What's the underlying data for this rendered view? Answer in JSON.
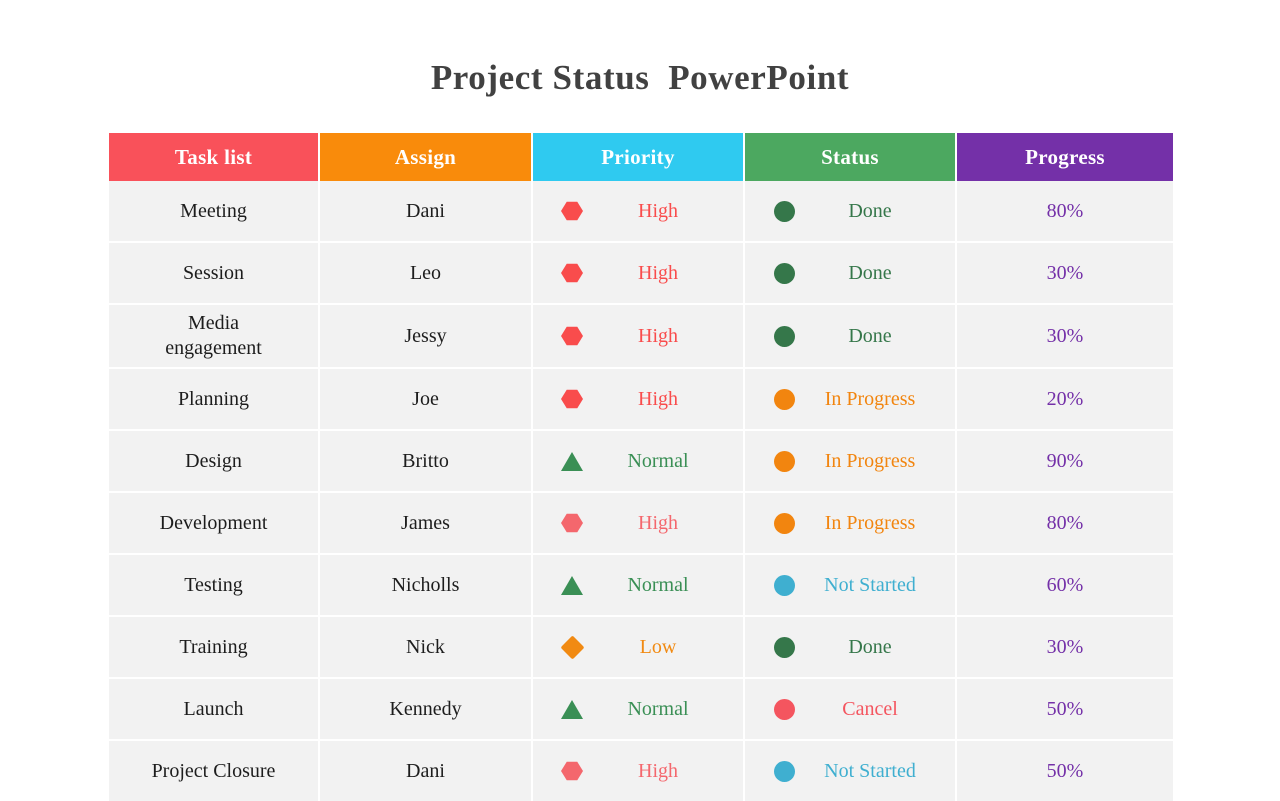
{
  "slide": {
    "title": "Project Status  PowerPoint",
    "background": "#ffffff"
  },
  "palette": {
    "title_text": "#414141",
    "header_task": "#f9515a",
    "header_assign": "#f98b0b",
    "header_priority": "#2fcaf0",
    "header_status": "#4ca860",
    "header_progress": "#7430a8",
    "row_background": "#f2f2f2",
    "row_text": "#1d1d1d",
    "priority_high": "#f94c4c",
    "priority_high_soft": "#f4676d",
    "priority_normal": "#3a8f55",
    "priority_low": "#f18a12",
    "status_done": "#35774a",
    "status_in_progress": "#f2850f",
    "status_not_started": "#3fafd0",
    "status_cancel": "#f4555f",
    "progress_text": "#7430a8"
  },
  "table": {
    "columns": [
      {
        "key": "task",
        "label": "Task list"
      },
      {
        "key": "assign",
        "label": "Assign"
      },
      {
        "key": "priority",
        "label": "Priority"
      },
      {
        "key": "status",
        "label": "Status"
      },
      {
        "key": "progress",
        "label": "Progress"
      }
    ],
    "rows": [
      {
        "task": "Meeting",
        "assign": "Dani",
        "priority": {
          "label": "High",
          "icon": "hexagon-icon",
          "color": "#f94c4c"
        },
        "status": {
          "label": "Done",
          "icon": "circle-icon",
          "color": "#35774a"
        },
        "progress": "80%"
      },
      {
        "task": "Session",
        "assign": "Leo",
        "priority": {
          "label": "High",
          "icon": "hexagon-icon",
          "color": "#f94c4c"
        },
        "status": {
          "label": "Done",
          "icon": "circle-icon",
          "color": "#35774a"
        },
        "progress": "30%"
      },
      {
        "task": "Media\nengagement",
        "assign": "Jessy",
        "priority": {
          "label": "High",
          "icon": "hexagon-icon",
          "color": "#f94c4c"
        },
        "status": {
          "label": "Done",
          "icon": "circle-icon",
          "color": "#35774a"
        },
        "progress": "30%"
      },
      {
        "task": "Planning",
        "assign": "Joe",
        "priority": {
          "label": "High",
          "icon": "hexagon-icon",
          "color": "#f94c4c"
        },
        "status": {
          "label": "In Progress",
          "icon": "circle-icon",
          "color": "#f2850f"
        },
        "progress": "20%"
      },
      {
        "task": "Design",
        "assign": "Britto",
        "priority": {
          "label": "Normal",
          "icon": "triangle-icon",
          "color": "#3a8f55"
        },
        "status": {
          "label": "In Progress",
          "icon": "circle-icon",
          "color": "#f2850f"
        },
        "progress": "90%"
      },
      {
        "task": "Development",
        "assign": "James",
        "priority": {
          "label": "High",
          "icon": "hexagon-icon",
          "color": "#f4676d"
        },
        "status": {
          "label": "In Progress",
          "icon": "circle-icon",
          "color": "#f2850f"
        },
        "progress": "80%"
      },
      {
        "task": "Testing",
        "assign": "Nicholls",
        "priority": {
          "label": "Normal",
          "icon": "triangle-icon",
          "color": "#3a8f55"
        },
        "status": {
          "label": "Not Started",
          "icon": "circle-icon",
          "color": "#3fafd0"
        },
        "progress": "60%"
      },
      {
        "task": "Training",
        "assign": "Nick",
        "priority": {
          "label": "Low",
          "icon": "diamond-icon",
          "color": "#f18a12"
        },
        "status": {
          "label": "Done",
          "icon": "circle-icon",
          "color": "#35774a"
        },
        "progress": "30%"
      },
      {
        "task": "Launch",
        "assign": "Kennedy",
        "priority": {
          "label": "Normal",
          "icon": "triangle-icon",
          "color": "#3a8f55"
        },
        "status": {
          "label": "Cancel",
          "icon": "circle-icon",
          "color": "#f4555f"
        },
        "progress": "50%"
      },
      {
        "task": "Project  Closure",
        "assign": "Dani",
        "priority": {
          "label": "High",
          "icon": "hexagon-icon",
          "color": "#f4676d"
        },
        "status": {
          "label": "Not Started",
          "icon": "circle-icon",
          "color": "#3fafd0"
        },
        "progress": "50%"
      }
    ]
  }
}
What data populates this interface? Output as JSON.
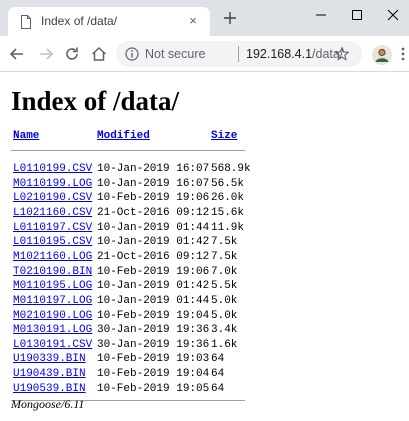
++++++++++++++++++++
### Directions
Copy the records exactly. Skip the pictures.

### Final result
What's the underlying data for this rendered view? Answer in JSON.
{
  "slide": {
    "title": "Project Status  PowerPoint",
    "background": "#ffffff"
  },
  "palette": {
    "title_text": "#414141",
    "header_task": "#f9515a",
    "header_assign": "#f98b0b",
    "header_priority": "#2fcaf0",
    "header_status": "#4ca860",
    "header_progress": "#7430a8",
    "row_background": "#f2f2f2",
    "row_text": "#1d1d1d",
    "priority_high": "#f94c4c",
    "priority_high_soft": "#f4676d",
    "priority_normal": "#3a8f55",
    "priority_low": "#f18a12",
    "status_done": "#35774a",
    "status_in_progress": "#f2850f",
    "status_not_started": "#3fafd0",
    "status_cancel": "#f4555f",
    "progress_text": "#7430a8"
  },
  "table": {
    "columns": [
      {
        "key": "task",
        "label": "Task list"
      },
      {
        "key": "assign",
        "label": "Assign"
      },
      {
        "key": "priority",
        "label": "Priority"
      },
      {
        "key": "status",
        "label": "Status"
      },
      {
        "key": "progress",
        "label": "Progress"
      }
    ],
    "rows": [
      {
        "task": "Meeting",
        "assign": "Dani",
        "priority": {
          "label": "High",
          "icon": "hexagon-icon",
          "color": "#f94c4c"
        },
        "status": {
          "label": "Done",
          "icon": "circle-icon",
          "color": "#35774a"
        },
        "progress": "80%"
      },
      {
        "task": "Session",
        "assign": "Leo",
        "priority": {
          "label": "High",
          "icon": "hexagon-icon",
          "color": "#f94c4c"
        },
        "status": {
          "label": "Done",
          "icon": "circle-icon",
          "color": "#35774a"
        },
        "progress": "30%"
      },
      {
        "task": "Media\nengagement",
        "assign": "Jessy",
        "priority": {
          "label": "High",
          "icon": "hexagon-icon",
          "color": "#f94c4c"
        },
        "status": {
          "label": "Done",
          "icon": "circle-icon",
          "color": "#35774a"
        },
        "progress": "30%"
      },
      {
        "task": "Planning",
        "assign": "Joe",
        "priority": {
          "label": "High",
          "icon": "hexagon-icon",
          "color": "#f94c4c"
        },
        "status": {
          "label": "In Progress",
          "icon": "circle-icon",
          "color": "#f2850f"
        },
        "progress": "20%"
      },
      {
        "task": "Design",
        "assign": "Britto",
        "priority": {
          "label": "Normal",
          "icon": "triangle-icon",
          "color": "#3a8f55"
        },
        "status": {
          "label": "In Progress",
          "icon": "circle-icon",
          "color": "#f2850f"
        },
        "progress": "90%"
      },
      {
        "task": "Development",
        "assign": "James",
        "priority": {
          "label": "High",
          "icon": "hexagon-icon",
          "color": "#f4676d"
        },
        "status": {
          "label": "In Progress",
          "icon": "circle-icon",
          "color": "#f2850f"
        },
        "progress": "80%"
      },
      {
        "task": "Testing",
        "assign": "Nicholls",
        "priority": {
          "label": "Normal",
          "icon": "triangle-icon",
          "color": "#3a8f55"
        },
        "status": {
          "label": "Not Started",
          "icon": "circle-icon",
          "color": "#3fafd0"
        },
        "progress": "60%"
      },
      {
        "task": "Training",
        "assign": "Nick",
        "priority": {
          "label": "Low",
          "icon": "diamond-icon",
          "color": "#f18a12"
        },
        "status": {
          "label": "Done",
          "icon": "circle-icon",
          "color": "#35774a"
        },
        "progress": "30%"
      },
      {
        "task": "Launch",
        "assign": "Kennedy",
        "priority": {
          "label": "Normal",
          "icon": "triangle-icon",
          "color": "#3a8f55"
        },
        "status": {
          "label": "Cancel",
          "icon": "circle-icon",
          "color": "#f4555f"
        },
        "progress": "50%"
      },
      {
        "task": "Project  Closure",
        "assign": "Dani",
        "priority": {
          "label": "High",
          "icon": "hexagon-icon",
          "color": "#f4676d"
        },
        "status": {
          "label": "Not Started",
          "icon": "circle-icon",
          "color": "#3fafd0"
        },
        "progress": "50%"
      }
    ]
  }
}
What data populates this interface? Output as JSON.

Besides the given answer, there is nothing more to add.